(Extracted data entries)
◆ ◆ ◆ ◆ ◆
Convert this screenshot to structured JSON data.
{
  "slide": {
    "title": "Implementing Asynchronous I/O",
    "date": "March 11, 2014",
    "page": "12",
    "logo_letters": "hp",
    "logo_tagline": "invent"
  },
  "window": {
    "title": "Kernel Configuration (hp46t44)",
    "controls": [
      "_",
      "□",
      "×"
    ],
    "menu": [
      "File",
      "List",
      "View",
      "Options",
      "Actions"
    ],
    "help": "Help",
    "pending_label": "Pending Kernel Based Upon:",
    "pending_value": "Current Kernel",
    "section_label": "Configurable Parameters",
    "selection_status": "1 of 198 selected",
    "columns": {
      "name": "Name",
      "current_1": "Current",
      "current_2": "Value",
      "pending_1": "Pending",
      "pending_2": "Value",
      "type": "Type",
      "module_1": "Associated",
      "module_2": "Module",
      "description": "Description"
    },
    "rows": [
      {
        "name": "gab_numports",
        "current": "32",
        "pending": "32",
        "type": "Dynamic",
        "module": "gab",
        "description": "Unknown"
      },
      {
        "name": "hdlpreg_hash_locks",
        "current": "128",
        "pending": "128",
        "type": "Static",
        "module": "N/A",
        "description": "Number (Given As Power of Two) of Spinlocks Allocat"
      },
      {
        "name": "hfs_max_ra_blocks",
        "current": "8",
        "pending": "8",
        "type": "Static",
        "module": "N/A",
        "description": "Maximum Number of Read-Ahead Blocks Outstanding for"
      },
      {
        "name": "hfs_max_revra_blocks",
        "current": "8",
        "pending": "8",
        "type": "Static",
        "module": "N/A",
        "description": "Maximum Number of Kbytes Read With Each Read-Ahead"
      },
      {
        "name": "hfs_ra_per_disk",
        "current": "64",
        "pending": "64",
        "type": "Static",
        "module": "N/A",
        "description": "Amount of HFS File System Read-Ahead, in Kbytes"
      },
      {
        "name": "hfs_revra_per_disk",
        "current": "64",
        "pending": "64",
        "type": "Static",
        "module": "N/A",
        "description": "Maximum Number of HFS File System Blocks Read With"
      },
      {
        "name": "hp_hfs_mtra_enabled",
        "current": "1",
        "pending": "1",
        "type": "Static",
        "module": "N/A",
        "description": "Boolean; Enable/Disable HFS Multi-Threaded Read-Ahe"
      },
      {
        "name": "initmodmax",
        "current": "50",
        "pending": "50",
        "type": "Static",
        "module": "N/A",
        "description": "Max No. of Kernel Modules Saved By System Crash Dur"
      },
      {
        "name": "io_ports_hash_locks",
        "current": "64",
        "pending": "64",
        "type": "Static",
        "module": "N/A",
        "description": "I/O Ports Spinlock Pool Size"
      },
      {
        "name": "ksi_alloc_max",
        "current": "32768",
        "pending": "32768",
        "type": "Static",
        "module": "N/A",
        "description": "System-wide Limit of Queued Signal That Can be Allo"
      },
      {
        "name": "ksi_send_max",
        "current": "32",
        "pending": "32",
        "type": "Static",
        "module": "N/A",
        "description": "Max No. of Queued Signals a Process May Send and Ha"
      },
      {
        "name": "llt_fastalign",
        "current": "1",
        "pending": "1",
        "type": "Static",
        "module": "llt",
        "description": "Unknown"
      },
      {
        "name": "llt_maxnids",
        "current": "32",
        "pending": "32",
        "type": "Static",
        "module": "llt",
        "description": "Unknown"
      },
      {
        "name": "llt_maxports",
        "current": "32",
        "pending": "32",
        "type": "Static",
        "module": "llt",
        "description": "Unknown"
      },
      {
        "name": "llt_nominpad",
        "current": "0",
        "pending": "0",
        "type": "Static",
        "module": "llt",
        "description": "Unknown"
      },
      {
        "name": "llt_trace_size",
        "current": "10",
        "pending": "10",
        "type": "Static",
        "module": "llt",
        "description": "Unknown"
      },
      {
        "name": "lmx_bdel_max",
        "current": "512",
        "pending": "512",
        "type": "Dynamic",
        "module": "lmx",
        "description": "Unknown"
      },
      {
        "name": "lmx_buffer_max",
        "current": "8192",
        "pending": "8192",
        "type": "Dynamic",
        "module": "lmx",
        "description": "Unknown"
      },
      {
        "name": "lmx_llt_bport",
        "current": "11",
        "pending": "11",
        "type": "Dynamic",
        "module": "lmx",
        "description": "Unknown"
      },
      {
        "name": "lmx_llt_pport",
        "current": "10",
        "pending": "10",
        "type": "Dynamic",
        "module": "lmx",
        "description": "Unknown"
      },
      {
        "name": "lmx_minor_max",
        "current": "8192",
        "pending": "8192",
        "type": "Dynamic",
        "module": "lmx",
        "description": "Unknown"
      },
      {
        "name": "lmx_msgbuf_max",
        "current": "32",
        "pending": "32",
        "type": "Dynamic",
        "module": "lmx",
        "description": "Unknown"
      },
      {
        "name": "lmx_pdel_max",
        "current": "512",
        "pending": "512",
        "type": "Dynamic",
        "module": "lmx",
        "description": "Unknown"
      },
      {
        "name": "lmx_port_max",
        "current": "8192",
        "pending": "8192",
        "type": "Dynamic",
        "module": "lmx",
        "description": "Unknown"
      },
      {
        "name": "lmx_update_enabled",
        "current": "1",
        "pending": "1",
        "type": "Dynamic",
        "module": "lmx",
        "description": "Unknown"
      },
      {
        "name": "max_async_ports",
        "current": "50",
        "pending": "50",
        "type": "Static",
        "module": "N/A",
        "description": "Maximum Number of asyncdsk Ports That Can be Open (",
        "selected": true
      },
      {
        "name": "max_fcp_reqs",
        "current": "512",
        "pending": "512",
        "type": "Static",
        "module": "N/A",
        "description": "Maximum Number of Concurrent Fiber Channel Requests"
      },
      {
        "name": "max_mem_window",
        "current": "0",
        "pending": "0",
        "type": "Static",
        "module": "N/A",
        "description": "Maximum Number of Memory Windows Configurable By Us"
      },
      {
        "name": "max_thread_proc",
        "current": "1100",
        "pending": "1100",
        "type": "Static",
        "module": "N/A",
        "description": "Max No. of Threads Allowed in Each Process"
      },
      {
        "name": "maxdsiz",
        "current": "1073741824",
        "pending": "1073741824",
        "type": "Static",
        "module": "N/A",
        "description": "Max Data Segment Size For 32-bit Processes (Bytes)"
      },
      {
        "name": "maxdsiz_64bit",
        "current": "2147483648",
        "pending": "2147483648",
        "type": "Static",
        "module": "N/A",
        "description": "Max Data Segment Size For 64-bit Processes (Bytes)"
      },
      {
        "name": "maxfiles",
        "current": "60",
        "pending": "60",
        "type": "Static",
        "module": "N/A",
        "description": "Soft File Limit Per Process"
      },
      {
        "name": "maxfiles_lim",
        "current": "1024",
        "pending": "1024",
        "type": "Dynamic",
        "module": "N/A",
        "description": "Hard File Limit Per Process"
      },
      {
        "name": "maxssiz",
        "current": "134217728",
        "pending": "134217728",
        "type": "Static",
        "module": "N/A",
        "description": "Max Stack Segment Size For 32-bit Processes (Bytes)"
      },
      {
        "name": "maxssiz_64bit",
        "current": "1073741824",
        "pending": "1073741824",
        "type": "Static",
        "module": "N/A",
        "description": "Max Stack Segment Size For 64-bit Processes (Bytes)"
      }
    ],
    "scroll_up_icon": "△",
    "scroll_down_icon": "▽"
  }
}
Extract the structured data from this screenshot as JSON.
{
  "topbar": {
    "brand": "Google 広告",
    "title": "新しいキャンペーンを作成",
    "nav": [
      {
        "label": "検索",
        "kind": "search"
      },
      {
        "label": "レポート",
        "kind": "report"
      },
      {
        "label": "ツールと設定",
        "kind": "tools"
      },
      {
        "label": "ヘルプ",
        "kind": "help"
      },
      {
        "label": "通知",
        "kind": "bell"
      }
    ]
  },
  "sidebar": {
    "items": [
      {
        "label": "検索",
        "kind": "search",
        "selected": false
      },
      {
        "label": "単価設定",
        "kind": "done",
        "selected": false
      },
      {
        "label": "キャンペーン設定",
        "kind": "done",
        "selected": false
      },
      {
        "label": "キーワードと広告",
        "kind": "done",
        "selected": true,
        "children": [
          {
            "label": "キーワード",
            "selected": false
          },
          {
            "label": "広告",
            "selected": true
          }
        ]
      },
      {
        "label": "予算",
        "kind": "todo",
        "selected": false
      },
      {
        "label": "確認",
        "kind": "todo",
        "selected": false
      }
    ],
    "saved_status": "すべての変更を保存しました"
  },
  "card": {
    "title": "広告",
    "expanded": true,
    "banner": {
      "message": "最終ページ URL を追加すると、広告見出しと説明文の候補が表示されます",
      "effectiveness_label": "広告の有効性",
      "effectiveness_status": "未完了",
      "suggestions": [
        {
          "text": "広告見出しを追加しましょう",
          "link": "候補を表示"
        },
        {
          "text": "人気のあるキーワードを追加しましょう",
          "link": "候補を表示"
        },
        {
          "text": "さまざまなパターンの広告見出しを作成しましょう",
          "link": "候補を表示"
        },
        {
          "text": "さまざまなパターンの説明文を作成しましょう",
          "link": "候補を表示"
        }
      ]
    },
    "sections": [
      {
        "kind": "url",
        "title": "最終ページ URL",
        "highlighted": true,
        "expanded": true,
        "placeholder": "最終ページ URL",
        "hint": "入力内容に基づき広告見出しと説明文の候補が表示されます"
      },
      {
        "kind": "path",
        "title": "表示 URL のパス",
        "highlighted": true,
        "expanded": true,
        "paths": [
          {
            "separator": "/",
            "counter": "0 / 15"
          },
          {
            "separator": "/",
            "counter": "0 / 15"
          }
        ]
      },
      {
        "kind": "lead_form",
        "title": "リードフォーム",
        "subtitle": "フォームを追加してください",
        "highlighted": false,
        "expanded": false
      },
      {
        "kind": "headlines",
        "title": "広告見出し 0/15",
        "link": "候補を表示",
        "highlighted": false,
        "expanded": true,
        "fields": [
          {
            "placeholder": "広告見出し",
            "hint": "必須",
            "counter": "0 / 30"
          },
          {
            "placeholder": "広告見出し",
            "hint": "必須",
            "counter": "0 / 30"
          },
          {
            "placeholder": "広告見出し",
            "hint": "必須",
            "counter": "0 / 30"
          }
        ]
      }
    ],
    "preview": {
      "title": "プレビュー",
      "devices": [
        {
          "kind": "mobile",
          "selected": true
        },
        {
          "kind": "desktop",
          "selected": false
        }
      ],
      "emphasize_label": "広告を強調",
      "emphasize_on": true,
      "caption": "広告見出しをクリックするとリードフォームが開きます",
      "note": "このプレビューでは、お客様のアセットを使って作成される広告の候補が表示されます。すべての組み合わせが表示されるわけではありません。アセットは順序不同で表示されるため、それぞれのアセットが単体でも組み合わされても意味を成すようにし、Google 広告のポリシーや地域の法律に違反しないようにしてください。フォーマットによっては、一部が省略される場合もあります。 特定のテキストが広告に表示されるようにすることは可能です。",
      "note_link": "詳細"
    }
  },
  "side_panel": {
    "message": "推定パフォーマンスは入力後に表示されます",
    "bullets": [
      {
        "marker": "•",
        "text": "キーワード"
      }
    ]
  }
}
◆ ◆ ◆ ◆ ◆
_Exercise goal_
Look through the entries above and report the number of lines that contain "JSON". Write only the number.

_Reply_
2